DATASET EXTRACT
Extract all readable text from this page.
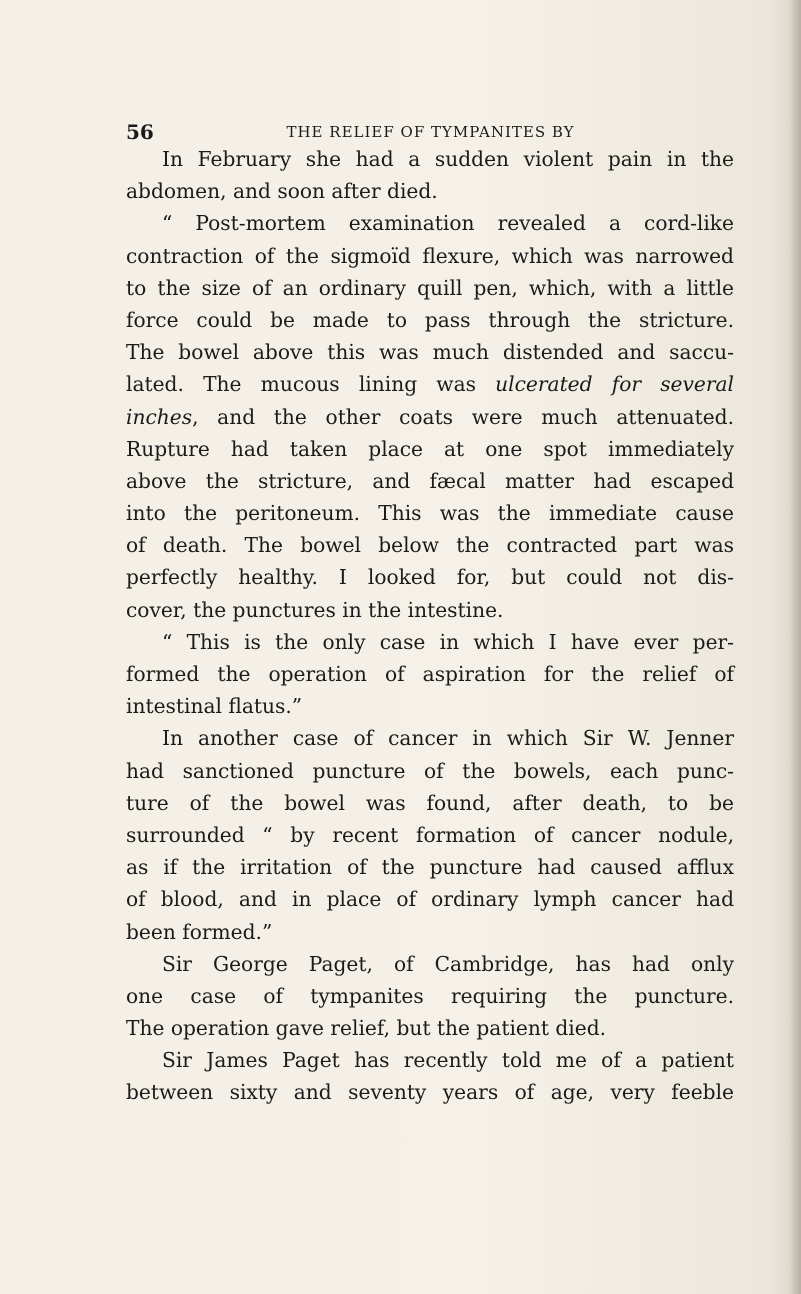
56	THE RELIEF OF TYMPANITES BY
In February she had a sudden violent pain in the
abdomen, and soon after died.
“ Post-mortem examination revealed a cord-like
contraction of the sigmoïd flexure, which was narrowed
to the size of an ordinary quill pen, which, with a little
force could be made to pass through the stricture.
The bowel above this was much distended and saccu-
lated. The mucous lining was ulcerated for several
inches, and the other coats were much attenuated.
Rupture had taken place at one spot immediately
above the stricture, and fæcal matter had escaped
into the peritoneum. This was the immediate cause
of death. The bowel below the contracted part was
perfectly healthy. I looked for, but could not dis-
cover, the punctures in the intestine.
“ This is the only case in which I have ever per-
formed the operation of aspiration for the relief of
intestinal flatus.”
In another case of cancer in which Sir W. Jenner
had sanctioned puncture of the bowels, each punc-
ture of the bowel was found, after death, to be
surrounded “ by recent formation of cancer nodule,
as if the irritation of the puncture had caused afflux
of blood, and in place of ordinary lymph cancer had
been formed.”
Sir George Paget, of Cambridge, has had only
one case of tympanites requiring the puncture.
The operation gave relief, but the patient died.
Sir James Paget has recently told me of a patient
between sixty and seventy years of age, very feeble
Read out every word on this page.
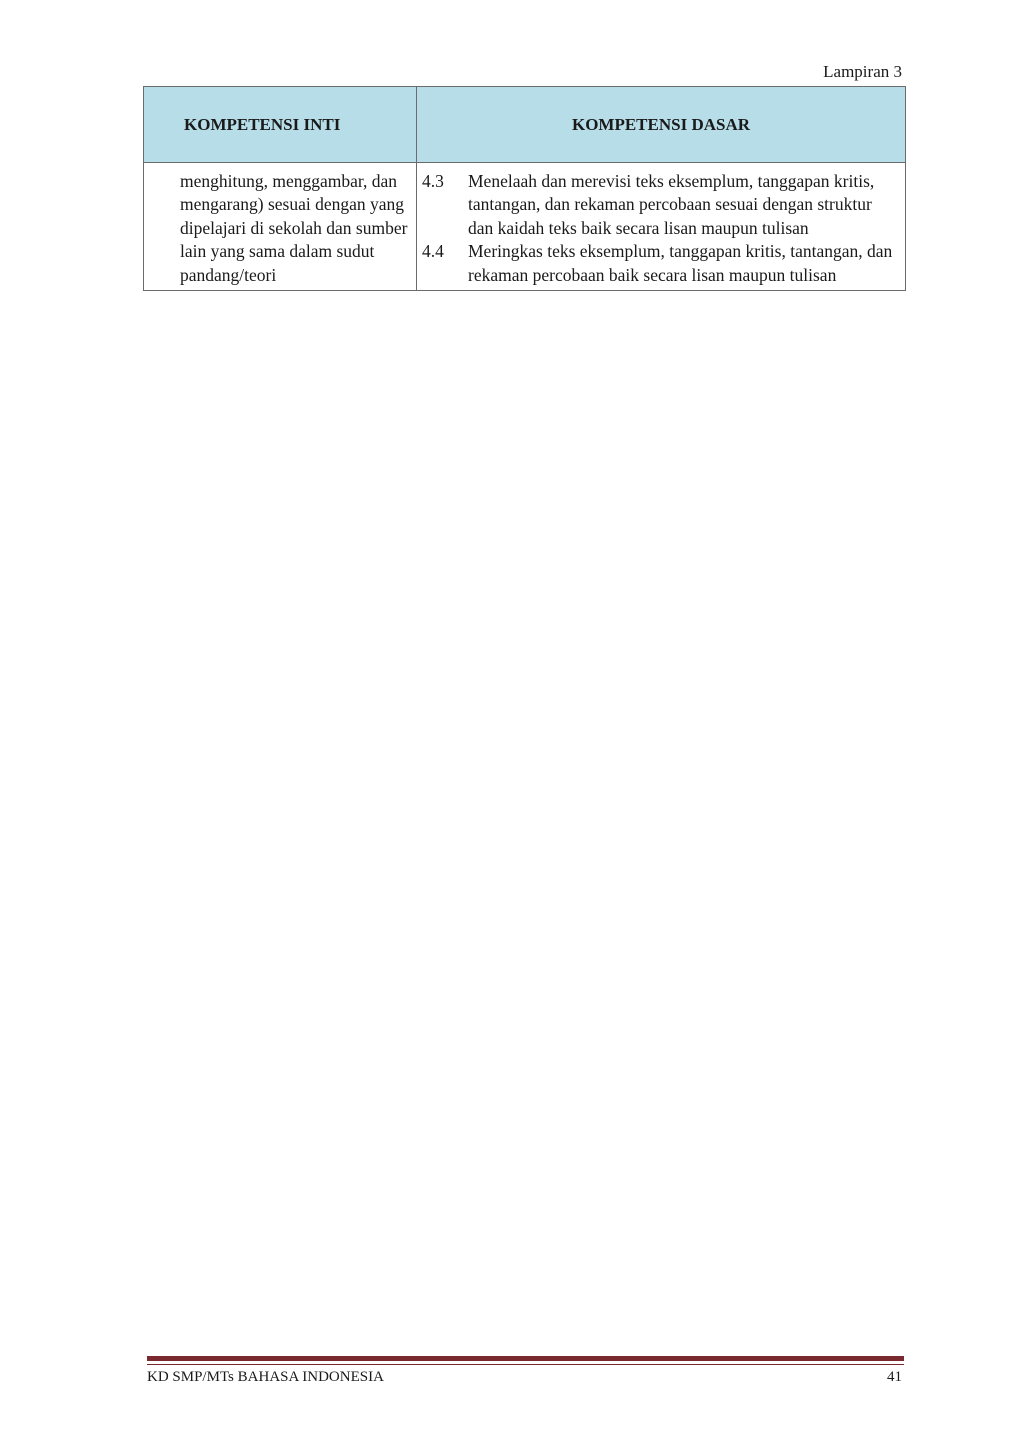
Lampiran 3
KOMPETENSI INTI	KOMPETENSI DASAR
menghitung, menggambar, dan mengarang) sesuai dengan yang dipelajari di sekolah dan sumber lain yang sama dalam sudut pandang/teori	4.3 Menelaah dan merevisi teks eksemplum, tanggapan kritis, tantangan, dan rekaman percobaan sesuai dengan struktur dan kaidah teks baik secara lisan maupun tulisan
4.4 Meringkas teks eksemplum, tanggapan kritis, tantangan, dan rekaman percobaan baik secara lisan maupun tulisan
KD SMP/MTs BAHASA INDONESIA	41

WORK REQUIRED
Lines in the records that hold the word "which" are to be counted; give only the total.

SOLUTION TO THIS EXERCISE
4